#### [SUPPLIED MATERIAL]
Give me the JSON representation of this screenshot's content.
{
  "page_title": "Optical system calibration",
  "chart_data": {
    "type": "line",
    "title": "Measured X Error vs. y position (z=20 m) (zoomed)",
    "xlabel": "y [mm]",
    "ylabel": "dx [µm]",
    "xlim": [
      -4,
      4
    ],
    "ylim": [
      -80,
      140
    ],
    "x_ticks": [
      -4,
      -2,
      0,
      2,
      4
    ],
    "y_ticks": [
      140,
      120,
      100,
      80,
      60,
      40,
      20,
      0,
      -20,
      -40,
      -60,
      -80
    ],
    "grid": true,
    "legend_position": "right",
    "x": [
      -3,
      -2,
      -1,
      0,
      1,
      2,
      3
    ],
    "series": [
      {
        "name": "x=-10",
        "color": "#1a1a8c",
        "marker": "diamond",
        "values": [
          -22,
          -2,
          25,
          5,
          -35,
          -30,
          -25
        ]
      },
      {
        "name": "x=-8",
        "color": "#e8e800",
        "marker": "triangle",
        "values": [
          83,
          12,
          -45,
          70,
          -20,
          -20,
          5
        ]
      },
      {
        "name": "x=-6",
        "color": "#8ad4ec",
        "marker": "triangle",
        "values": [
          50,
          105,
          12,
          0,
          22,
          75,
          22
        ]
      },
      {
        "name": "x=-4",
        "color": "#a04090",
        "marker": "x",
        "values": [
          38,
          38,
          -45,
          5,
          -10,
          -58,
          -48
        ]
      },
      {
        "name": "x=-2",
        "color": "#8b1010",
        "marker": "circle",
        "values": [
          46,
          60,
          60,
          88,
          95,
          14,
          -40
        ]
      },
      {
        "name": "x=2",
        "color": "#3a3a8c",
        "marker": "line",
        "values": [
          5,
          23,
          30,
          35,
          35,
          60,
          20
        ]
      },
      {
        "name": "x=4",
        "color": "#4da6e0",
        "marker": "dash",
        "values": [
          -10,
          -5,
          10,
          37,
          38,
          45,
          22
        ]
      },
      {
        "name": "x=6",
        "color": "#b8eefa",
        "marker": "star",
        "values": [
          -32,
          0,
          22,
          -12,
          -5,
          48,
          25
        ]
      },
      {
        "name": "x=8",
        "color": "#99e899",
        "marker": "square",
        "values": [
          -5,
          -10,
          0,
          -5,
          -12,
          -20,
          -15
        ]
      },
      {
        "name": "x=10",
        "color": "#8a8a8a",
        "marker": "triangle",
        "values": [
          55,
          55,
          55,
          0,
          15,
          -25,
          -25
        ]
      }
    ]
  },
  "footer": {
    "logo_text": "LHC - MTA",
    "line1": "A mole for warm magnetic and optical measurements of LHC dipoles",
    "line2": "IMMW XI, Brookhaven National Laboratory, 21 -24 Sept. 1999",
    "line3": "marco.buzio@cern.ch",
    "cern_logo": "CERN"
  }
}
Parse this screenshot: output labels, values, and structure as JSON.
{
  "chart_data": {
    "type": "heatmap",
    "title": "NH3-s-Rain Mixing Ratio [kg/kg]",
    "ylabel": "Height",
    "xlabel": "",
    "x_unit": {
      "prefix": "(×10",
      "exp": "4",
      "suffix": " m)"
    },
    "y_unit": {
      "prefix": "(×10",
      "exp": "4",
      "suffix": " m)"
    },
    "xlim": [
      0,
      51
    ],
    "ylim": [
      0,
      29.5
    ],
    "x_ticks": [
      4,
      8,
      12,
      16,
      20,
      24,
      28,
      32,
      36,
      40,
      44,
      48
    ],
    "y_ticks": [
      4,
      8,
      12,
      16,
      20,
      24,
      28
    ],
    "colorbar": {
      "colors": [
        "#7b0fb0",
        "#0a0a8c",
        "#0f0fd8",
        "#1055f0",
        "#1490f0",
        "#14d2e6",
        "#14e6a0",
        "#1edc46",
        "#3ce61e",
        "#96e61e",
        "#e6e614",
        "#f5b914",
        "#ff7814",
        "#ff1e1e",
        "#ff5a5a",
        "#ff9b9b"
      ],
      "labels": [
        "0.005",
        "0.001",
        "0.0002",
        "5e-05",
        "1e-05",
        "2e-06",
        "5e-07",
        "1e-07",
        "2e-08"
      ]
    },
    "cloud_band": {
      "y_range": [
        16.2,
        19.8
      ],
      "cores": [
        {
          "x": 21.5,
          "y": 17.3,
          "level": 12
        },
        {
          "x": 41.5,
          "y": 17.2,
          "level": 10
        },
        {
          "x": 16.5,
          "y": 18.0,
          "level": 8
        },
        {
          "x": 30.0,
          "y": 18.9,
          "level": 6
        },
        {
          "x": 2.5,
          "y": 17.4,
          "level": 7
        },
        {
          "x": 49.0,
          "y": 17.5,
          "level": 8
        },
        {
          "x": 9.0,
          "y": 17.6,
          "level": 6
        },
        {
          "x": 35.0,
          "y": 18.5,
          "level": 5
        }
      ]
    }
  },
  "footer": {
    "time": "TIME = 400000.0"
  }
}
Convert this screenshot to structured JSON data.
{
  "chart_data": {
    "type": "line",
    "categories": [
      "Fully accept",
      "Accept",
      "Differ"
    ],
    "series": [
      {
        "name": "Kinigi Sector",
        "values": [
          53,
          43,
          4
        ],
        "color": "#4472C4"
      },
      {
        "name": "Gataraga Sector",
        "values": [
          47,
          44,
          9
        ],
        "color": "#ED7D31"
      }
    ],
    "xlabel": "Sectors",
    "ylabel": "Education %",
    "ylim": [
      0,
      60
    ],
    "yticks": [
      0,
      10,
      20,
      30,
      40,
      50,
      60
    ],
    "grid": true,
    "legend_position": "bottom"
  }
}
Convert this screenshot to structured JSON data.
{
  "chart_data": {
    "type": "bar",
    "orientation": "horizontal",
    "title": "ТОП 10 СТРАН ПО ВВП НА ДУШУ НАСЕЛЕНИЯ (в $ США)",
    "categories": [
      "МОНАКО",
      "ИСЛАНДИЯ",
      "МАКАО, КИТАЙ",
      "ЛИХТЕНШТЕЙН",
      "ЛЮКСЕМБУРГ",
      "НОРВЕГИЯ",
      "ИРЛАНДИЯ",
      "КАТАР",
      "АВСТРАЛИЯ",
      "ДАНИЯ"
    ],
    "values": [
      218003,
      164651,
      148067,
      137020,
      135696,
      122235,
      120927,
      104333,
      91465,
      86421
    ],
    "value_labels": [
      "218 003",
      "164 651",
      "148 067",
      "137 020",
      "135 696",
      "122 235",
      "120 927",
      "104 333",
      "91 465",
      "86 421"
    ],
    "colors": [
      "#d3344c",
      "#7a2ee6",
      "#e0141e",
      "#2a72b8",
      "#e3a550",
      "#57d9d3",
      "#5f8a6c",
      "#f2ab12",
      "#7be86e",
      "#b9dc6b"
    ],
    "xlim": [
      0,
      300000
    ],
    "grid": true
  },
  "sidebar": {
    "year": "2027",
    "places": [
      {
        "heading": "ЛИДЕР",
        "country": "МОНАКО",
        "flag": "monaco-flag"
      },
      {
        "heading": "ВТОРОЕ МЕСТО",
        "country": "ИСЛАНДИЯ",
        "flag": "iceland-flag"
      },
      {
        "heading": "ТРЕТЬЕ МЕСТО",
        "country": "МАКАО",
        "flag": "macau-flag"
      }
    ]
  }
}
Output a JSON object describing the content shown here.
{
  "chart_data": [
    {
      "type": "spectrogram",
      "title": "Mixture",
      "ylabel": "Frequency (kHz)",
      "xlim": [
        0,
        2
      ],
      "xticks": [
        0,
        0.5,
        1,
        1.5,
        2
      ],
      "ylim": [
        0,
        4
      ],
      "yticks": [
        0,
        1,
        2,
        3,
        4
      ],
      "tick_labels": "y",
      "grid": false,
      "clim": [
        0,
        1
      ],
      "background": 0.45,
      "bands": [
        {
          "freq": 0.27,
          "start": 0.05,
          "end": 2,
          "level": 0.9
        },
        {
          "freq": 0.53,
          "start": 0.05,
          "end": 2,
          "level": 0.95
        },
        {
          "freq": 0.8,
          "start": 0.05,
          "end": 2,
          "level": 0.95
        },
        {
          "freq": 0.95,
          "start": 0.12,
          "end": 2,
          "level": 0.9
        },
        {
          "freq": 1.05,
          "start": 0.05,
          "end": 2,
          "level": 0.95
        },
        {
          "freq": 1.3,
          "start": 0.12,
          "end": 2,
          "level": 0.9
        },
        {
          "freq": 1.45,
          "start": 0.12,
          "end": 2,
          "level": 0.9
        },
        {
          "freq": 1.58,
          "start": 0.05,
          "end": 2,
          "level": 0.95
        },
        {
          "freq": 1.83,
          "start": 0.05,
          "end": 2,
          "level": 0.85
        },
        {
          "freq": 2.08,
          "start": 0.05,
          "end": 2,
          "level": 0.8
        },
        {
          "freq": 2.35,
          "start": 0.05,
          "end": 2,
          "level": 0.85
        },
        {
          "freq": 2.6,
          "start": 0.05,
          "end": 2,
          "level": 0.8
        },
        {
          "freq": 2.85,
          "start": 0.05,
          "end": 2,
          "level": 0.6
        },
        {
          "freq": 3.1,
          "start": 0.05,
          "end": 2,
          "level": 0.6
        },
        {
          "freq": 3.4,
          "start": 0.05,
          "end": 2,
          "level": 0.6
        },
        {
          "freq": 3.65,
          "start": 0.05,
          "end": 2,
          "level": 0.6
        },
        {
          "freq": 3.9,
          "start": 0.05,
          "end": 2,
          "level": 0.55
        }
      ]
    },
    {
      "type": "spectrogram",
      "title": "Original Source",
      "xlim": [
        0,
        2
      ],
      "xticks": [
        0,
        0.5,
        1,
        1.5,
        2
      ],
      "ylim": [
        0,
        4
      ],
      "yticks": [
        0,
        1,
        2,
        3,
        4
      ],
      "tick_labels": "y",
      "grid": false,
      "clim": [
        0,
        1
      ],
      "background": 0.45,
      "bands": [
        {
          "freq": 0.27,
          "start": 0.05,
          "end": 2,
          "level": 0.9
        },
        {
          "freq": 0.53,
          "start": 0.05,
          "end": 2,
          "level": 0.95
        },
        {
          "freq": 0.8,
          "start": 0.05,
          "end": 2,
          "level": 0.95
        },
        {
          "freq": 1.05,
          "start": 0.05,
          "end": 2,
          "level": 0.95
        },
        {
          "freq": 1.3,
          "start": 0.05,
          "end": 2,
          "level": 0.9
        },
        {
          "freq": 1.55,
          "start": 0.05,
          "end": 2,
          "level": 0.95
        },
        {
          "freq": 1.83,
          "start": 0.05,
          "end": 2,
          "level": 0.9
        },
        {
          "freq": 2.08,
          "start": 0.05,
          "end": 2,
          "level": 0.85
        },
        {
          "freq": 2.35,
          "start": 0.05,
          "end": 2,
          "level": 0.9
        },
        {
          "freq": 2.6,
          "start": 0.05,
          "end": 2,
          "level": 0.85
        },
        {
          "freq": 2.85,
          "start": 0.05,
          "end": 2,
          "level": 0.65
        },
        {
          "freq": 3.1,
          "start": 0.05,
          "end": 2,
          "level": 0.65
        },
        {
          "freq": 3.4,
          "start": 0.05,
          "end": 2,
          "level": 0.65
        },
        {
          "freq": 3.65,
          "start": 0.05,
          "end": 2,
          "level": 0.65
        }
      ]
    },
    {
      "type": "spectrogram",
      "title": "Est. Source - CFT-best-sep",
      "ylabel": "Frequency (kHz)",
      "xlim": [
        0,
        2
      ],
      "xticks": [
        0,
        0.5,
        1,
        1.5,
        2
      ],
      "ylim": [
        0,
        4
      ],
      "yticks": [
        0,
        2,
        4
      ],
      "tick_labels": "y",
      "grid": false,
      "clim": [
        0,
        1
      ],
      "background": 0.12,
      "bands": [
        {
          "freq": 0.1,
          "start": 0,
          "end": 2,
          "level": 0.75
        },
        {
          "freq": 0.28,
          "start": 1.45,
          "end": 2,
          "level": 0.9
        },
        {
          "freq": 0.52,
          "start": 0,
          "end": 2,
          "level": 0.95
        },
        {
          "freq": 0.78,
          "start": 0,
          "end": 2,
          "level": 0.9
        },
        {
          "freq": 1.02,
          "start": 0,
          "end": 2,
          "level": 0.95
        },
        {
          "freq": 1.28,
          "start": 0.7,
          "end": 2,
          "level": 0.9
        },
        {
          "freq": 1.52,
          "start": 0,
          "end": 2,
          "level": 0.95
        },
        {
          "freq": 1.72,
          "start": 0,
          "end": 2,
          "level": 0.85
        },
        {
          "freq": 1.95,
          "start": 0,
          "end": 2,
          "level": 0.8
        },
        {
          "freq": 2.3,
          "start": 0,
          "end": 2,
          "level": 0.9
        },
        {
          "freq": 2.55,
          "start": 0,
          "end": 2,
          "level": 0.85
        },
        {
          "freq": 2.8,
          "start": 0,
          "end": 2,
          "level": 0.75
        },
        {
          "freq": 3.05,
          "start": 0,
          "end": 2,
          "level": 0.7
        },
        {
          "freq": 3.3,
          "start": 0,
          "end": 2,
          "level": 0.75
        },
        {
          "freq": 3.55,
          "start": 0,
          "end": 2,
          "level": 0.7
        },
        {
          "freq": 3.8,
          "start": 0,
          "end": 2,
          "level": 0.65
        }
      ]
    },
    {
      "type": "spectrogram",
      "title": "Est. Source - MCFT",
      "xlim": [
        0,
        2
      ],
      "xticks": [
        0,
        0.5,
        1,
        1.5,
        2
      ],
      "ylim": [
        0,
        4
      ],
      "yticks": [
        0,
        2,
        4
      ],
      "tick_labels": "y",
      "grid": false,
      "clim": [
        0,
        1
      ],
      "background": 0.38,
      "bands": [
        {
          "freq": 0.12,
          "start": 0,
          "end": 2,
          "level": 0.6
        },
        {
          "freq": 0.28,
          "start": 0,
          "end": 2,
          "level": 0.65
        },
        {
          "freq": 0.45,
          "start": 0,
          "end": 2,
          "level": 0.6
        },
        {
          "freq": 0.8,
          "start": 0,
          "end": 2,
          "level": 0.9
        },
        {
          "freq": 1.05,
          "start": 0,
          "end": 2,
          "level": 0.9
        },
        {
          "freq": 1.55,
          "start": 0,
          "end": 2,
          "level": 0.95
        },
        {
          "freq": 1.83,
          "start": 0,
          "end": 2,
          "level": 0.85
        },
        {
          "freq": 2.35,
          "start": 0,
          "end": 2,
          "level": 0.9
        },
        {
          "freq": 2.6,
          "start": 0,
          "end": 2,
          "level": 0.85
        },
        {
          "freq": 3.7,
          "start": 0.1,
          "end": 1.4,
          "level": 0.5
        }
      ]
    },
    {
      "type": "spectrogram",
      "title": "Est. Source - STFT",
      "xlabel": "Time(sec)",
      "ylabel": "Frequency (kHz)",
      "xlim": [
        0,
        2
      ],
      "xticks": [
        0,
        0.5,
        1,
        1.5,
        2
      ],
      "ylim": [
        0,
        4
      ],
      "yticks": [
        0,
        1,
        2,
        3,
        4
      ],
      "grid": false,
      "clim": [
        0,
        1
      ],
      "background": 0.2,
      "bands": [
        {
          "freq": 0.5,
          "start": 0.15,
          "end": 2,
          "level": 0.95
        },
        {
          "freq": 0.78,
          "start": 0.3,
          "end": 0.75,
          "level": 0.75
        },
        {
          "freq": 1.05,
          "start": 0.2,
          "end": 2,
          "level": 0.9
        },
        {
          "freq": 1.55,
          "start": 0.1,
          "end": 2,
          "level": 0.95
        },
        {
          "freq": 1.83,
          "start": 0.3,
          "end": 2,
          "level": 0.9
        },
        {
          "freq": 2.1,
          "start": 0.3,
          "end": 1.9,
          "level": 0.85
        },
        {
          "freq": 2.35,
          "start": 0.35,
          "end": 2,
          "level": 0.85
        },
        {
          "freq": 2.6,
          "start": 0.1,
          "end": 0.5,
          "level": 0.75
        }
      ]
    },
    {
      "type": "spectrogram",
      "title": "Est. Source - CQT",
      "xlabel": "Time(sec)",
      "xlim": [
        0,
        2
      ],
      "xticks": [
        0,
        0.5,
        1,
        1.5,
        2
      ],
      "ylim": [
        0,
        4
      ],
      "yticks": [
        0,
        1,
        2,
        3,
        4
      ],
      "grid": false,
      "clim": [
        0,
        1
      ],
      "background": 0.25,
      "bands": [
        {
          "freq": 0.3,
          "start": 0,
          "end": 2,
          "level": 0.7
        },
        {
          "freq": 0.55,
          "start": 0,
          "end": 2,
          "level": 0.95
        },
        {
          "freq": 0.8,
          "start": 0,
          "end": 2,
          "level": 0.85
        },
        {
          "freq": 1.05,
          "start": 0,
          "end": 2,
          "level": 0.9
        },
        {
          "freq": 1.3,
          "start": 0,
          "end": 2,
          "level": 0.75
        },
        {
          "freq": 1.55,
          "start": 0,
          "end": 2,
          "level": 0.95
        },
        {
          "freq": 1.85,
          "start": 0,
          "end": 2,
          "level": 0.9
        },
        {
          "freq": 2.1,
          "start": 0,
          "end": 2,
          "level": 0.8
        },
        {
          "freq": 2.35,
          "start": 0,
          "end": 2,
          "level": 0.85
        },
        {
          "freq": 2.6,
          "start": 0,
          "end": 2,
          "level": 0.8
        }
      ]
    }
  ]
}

#### [WHAT IS ASKED]
Pick out all lines from the data above in which the word "flag" appears.

#### [EXERCISE RESULT]
        "flag": "monaco-flag"
        "flag": "iceland-flag"
        "flag": "macau-flag"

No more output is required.